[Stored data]
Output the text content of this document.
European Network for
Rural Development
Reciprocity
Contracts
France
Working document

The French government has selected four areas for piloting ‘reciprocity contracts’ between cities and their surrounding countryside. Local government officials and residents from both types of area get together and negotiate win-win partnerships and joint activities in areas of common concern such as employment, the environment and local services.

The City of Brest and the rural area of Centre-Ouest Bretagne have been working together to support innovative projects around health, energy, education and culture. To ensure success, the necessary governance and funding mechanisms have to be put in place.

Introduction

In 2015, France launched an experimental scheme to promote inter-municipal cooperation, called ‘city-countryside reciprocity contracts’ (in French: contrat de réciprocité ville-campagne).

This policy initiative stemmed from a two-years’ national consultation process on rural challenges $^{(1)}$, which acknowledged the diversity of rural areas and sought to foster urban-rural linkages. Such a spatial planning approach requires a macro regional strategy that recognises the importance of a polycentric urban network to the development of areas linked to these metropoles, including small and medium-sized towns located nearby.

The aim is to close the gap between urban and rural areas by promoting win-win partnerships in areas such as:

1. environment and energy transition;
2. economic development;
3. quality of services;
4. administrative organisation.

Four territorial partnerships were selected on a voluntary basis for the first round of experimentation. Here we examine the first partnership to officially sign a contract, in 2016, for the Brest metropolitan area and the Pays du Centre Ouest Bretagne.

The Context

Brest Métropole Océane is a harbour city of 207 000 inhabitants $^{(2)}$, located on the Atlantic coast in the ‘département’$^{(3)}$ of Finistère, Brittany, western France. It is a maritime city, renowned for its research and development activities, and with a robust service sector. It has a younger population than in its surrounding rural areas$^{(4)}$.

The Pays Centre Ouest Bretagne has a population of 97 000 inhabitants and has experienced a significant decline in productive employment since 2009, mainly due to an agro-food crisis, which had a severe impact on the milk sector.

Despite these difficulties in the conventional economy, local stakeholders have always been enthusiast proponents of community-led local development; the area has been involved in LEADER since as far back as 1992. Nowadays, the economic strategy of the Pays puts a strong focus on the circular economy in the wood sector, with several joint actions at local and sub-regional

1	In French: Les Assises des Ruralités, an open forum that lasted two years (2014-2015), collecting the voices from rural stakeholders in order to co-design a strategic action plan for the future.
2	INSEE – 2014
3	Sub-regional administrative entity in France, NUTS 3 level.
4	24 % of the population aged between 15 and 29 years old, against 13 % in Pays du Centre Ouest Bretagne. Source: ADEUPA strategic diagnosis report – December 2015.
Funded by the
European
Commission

**The exercise**
Among the lines of the records above, count those holding the string "environment", and report only the number.

**Expected answer**
2